[Start Data to use]
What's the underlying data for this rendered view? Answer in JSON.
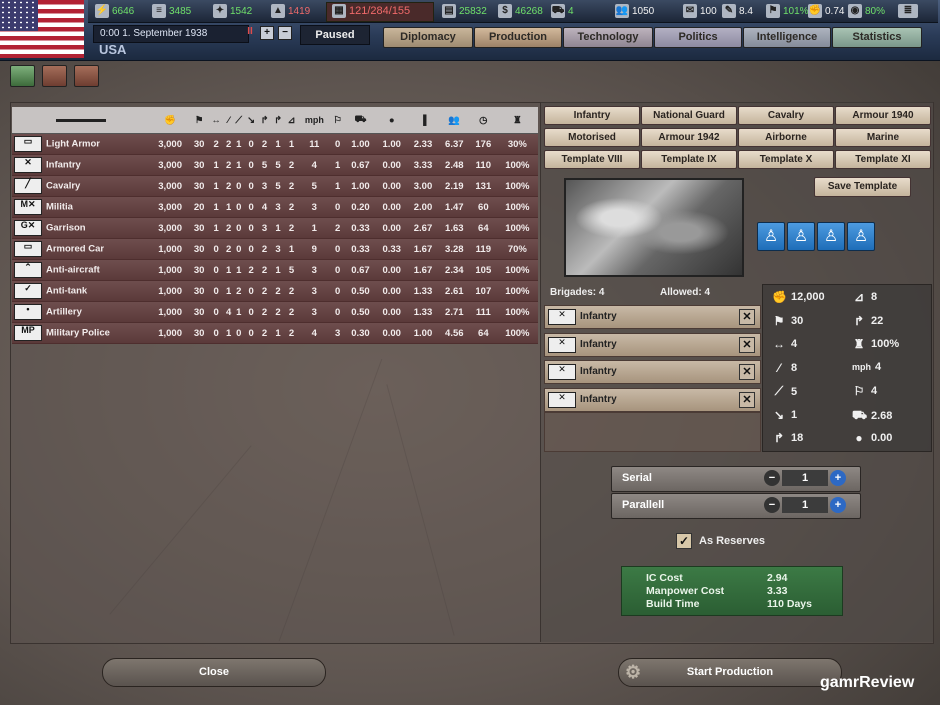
{
  "resources": {
    "energy": "6646",
    "metal": "3485",
    "rare": "1542",
    "oil": "1419",
    "ic": "121/284/155",
    "supplies": "25832",
    "money": "46268",
    "transport": "4",
    "manpower": "1050",
    "diplomacy": "100",
    "leadership": "8.4",
    "national_unity": "101%",
    "dissent": "0.74",
    "neutrality": "80%"
  },
  "date": "0:00 1. September 1938",
  "country": "USA",
  "status": "Paused",
  "pause_symbol": "II",
  "plus": "+",
  "minus": "−",
  "tabs": [
    "Diplomacy",
    "Production",
    "Technology",
    "Politics",
    "Intelligence",
    "Statistics"
  ],
  "colors": {
    "tab_active": "#b9a48a",
    "tab_inactive": "#a7a2ad",
    "tab_stats": "#9fb7a6"
  },
  "table": {
    "headers": [
      "✊",
      "⚑",
      "↔",
      "⁄",
      "⟋",
      "↘",
      "↱",
      "↱",
      "⊿",
      "mph",
      "⚐",
      "⛟",
      "●",
      "▐",
      "👥",
      "◷",
      "♜"
    ],
    "rows": [
      {
        "name": "Light Armor",
        "sym": "▭",
        "vals": [
          "3,000",
          "30",
          "2",
          "2",
          "1",
          "0",
          "2",
          "1",
          "1",
          "11",
          "0",
          "1.00",
          "1.00",
          "2.33",
          "6.37",
          "176",
          "30%"
        ]
      },
      {
        "name": "Infantry",
        "sym": "✕",
        "vals": [
          "3,000",
          "30",
          "1",
          "2",
          "1",
          "0",
          "5",
          "5",
          "2",
          "4",
          "1",
          "0.67",
          "0.00",
          "3.33",
          "2.48",
          "110",
          "100%"
        ]
      },
      {
        "name": "Cavalry",
        "sym": "╱",
        "vals": [
          "3,000",
          "30",
          "1",
          "2",
          "0",
          "0",
          "3",
          "5",
          "2",
          "5",
          "1",
          "1.00",
          "0.00",
          "3.00",
          "2.19",
          "131",
          "100%"
        ]
      },
      {
        "name": "Militia",
        "sym": "M✕",
        "vals": [
          "3,000",
          "20",
          "1",
          "1",
          "0",
          "0",
          "4",
          "3",
          "2",
          "3",
          "0",
          "0.20",
          "0.00",
          "2.00",
          "1.47",
          "60",
          "100%"
        ]
      },
      {
        "name": "Garrison",
        "sym": "G✕",
        "vals": [
          "3,000",
          "30",
          "1",
          "2",
          "0",
          "0",
          "3",
          "1",
          "2",
          "1",
          "2",
          "0.33",
          "0.00",
          "2.67",
          "1.63",
          "64",
          "100%"
        ]
      },
      {
        "name": "Armored Car",
        "sym": "▭",
        "vals": [
          "1,000",
          "30",
          "0",
          "2",
          "0",
          "0",
          "2",
          "3",
          "1",
          "9",
          "0",
          "0.33",
          "0.33",
          "1.67",
          "3.28",
          "119",
          "70%"
        ]
      },
      {
        "name": "Anti-aircraft",
        "sym": "⌃",
        "vals": [
          "1,000",
          "30",
          "0",
          "1",
          "1",
          "2",
          "2",
          "1",
          "5",
          "3",
          "0",
          "0.67",
          "0.00",
          "1.67",
          "2.34",
          "105",
          "100%"
        ]
      },
      {
        "name": "Anti-tank",
        "sym": "✓",
        "vals": [
          "1,000",
          "30",
          "0",
          "1",
          "2",
          "0",
          "2",
          "2",
          "2",
          "3",
          "0",
          "0.50",
          "0.00",
          "1.33",
          "2.61",
          "107",
          "100%"
        ]
      },
      {
        "name": "Artillery",
        "sym": "•",
        "vals": [
          "1,000",
          "30",
          "0",
          "4",
          "1",
          "0",
          "2",
          "2",
          "2",
          "3",
          "0",
          "0.50",
          "0.00",
          "1.33",
          "2.71",
          "111",
          "100%"
        ]
      },
      {
        "name": "Military Police",
        "sym": "MP",
        "vals": [
          "1,000",
          "30",
          "0",
          "1",
          "0",
          "0",
          "2",
          "1",
          "2",
          "4",
          "3",
          "0.30",
          "0.00",
          "1.00",
          "4.56",
          "64",
          "100%"
        ]
      }
    ]
  },
  "templates": [
    "Infantry",
    "National Guard",
    "Cavalry",
    "Armour 1940",
    "Motorised",
    "Armour 1942",
    "Airborne",
    "Marine",
    "Template VIII",
    "Template IX",
    "Template X",
    "Template XI"
  ],
  "save_template": "Save Template",
  "brigades": {
    "count_label": "Brigades: 4",
    "allowed_label": "Allowed: 4",
    "items": [
      "Infantry",
      "Infantry",
      "Infantry",
      "Infantry"
    ],
    "remove_symbol": "✕"
  },
  "stats": {
    "left": [
      {
        "icon": "✊",
        "value": "12,000"
      },
      {
        "icon": "⚑",
        "value": "30"
      },
      {
        "icon": "↔",
        "value": "4"
      },
      {
        "icon": "⁄",
        "value": "8"
      },
      {
        "icon": "⟋",
        "value": "5"
      },
      {
        "icon": "↘",
        "value": "1"
      },
      {
        "icon": "↱",
        "value": "18"
      }
    ],
    "right": [
      {
        "icon": "⊿",
        "value": "8"
      },
      {
        "icon": "↱",
        "value": "22"
      },
      {
        "icon": "♜",
        "value": "100%"
      },
      {
        "icon": "mph",
        "value": "4"
      },
      {
        "icon": "⚐",
        "value": "4"
      },
      {
        "icon": "⛟",
        "value": "2.68"
      },
      {
        "icon": "●",
        "value": "0.00"
      }
    ]
  },
  "serial": {
    "label": "Serial",
    "value": "1"
  },
  "parallel": {
    "label": "Parallell",
    "value": "1"
  },
  "reserves": {
    "label": "As Reserves",
    "checked": true,
    "mark": "✓"
  },
  "cost": {
    "ic_label": "IC Cost",
    "ic_value": "2.94",
    "mp_label": "Manpower Cost",
    "mp_value": "3.33",
    "time_label": "Build Time",
    "time_value": "110 Days"
  },
  "buttons": {
    "close": "Close",
    "start": "Start Production"
  },
  "watermark": "gamrReview"
}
[End Data to use]
Apart from the pictures, the entries above are to be repeated in full and exactly.

What's the underlying data for this rendered view? Answer in JSON.
{
  "resources": {
    "energy": "6646",
    "metal": "3485",
    "rare": "1542",
    "oil": "1419",
    "ic": "121/284/155",
    "supplies": "25832",
    "money": "46268",
    "transport": "4",
    "manpower": "1050",
    "diplomacy": "100",
    "leadership": "8.4",
    "national_unity": "101%",
    "dissent": "0.74",
    "neutrality": "80%"
  },
  "date": "0:00 1. September 1938",
  "country": "USA",
  "status": "Paused",
  "pause_symbol": "II",
  "plus": "+",
  "minus": "−",
  "tabs": [
    "Diplomacy",
    "Production",
    "Technology",
    "Politics",
    "Intelligence",
    "Statistics"
  ],
  "colors": {
    "tab_active": "#b9a48a",
    "tab_inactive": "#a7a2ad",
    "tab_stats": "#9fb7a6"
  },
  "table": {
    "headers": [
      "✊",
      "⚑",
      "↔",
      "⁄",
      "⟋",
      "↘",
      "↱",
      "↱",
      "⊿",
      "mph",
      "⚐",
      "⛟",
      "●",
      "▐",
      "👥",
      "◷",
      "♜"
    ],
    "rows": [
      {
        "name": "Light Armor",
        "sym": "▭",
        "vals": [
          "3,000",
          "30",
          "2",
          "2",
          "1",
          "0",
          "2",
          "1",
          "1",
          "11",
          "0",
          "1.00",
          "1.00",
          "2.33",
          "6.37",
          "176",
          "30%"
        ]
      },
      {
        "name": "Infantry",
        "sym": "✕",
        "vals": [
          "3,000",
          "30",
          "1",
          "2",
          "1",
          "0",
          "5",
          "5",
          "2",
          "4",
          "1",
          "0.67",
          "0.00",
          "3.33",
          "2.48",
          "110",
          "100%"
        ]
      },
      {
        "name": "Cavalry",
        "sym": "╱",
        "vals": [
          "3,000",
          "30",
          "1",
          "2",
          "0",
          "0",
          "3",
          "5",
          "2",
          "5",
          "1",
          "1.00",
          "0.00",
          "3.00",
          "2.19",
          "131",
          "100%"
        ]
      },
      {
        "name": "Militia",
        "sym": "M✕",
        "vals": [
          "3,000",
          "20",
          "1",
          "1",
          "0",
          "0",
          "4",
          "3",
          "2",
          "3",
          "0",
          "0.20",
          "0.00",
          "2.00",
          "1.47",
          "60",
          "100%"
        ]
      },
      {
        "name": "Garrison",
        "sym": "G✕",
        "vals": [
          "3,000",
          "30",
          "1",
          "2",
          "0",
          "0",
          "3",
          "1",
          "2",
          "1",
          "2",
          "0.33",
          "0.00",
          "2.67",
          "1.63",
          "64",
          "100%"
        ]
      },
      {
        "name": "Armored Car",
        "sym": "▭",
        "vals": [
          "1,000",
          "30",
          "0",
          "2",
          "0",
          "0",
          "2",
          "3",
          "1",
          "9",
          "0",
          "0.33",
          "0.33",
          "1.67",
          "3.28",
          "119",
          "70%"
        ]
      },
      {
        "name": "Anti-aircraft",
        "sym": "⌃",
        "vals": [
          "1,000",
          "30",
          "0",
          "1",
          "1",
          "2",
          "2",
          "1",
          "5",
          "3",
          "0",
          "0.67",
          "0.00",
          "1.67",
          "2.34",
          "105",
          "100%"
        ]
      },
      {
        "name": "Anti-tank",
        "sym": "✓",
        "vals": [
          "1,000",
          "30",
          "0",
          "1",
          "2",
          "0",
          "2",
          "2",
          "2",
          "3",
          "0",
          "0.50",
          "0.00",
          "1.33",
          "2.61",
          "107",
          "100%"
        ]
      },
      {
        "name": "Artillery",
        "sym": "•",
        "vals": [
          "1,000",
          "30",
          "0",
          "4",
          "1",
          "0",
          "2",
          "2",
          "2",
          "3",
          "0",
          "0.50",
          "0.00",
          "1.33",
          "2.71",
          "111",
          "100%"
        ]
      },
      {
        "name": "Military Police",
        "sym": "MP",
        "vals": [
          "1,000",
          "30",
          "0",
          "1",
          "0",
          "0",
          "2",
          "1",
          "2",
          "4",
          "3",
          "0.30",
          "0.00",
          "1.00",
          "4.56",
          "64",
          "100%"
        ]
      }
    ]
  },
  "templates": [
    "Infantry",
    "National Guard",
    "Cavalry",
    "Armour 1940",
    "Motorised",
    "Armour 1942",
    "Airborne",
    "Marine",
    "Template VIII",
    "Template IX",
    "Template X",
    "Template XI"
  ],
  "save_template": "Save Template",
  "brigades": {
    "count_label": "Brigades: 4",
    "allowed_label": "Allowed: 4",
    "items": [
      "Infantry",
      "Infantry",
      "Infantry",
      "Infantry"
    ],
    "remove_symbol": "✕"
  },
  "stats": {
    "left": [
      {
        "icon": "✊",
        "value": "12,000"
      },
      {
        "icon": "⚑",
        "value": "30"
      },
      {
        "icon": "↔",
        "value": "4"
      },
      {
        "icon": "⁄",
        "value": "8"
      },
      {
        "icon": "⟋",
        "value": "5"
      },
      {
        "icon": "↘",
        "value": "1"
      },
      {
        "icon": "↱",
        "value": "18"
      }
    ],
    "right": [
      {
        "icon": "⊿",
        "value": "8"
      },
      {
        "icon": "↱",
        "value": "22"
      },
      {
        "icon": "♜",
        "value": "100%"
      },
      {
        "icon": "mph",
        "value": "4"
      },
      {
        "icon": "⚐",
        "value": "4"
      },
      {
        "icon": "⛟",
        "value": "2.68"
      },
      {
        "icon": "●",
        "value": "0.00"
      }
    ]
  },
  "serial": {
    "label": "Serial",
    "value": "1"
  },
  "parallel": {
    "label": "Parallell",
    "value": "1"
  },
  "reserves": {
    "label": "As Reserves",
    "checked": true,
    "mark": "✓"
  },
  "cost": {
    "ic_label": "IC Cost",
    "ic_value": "2.94",
    "mp_label": "Manpower Cost",
    "mp_value": "3.33",
    "time_label": "Build Time",
    "time_value": "110 Days"
  },
  "buttons": {
    "close": "Close",
    "start": "Start Production"
  },
  "watermark": "gamrReview"
}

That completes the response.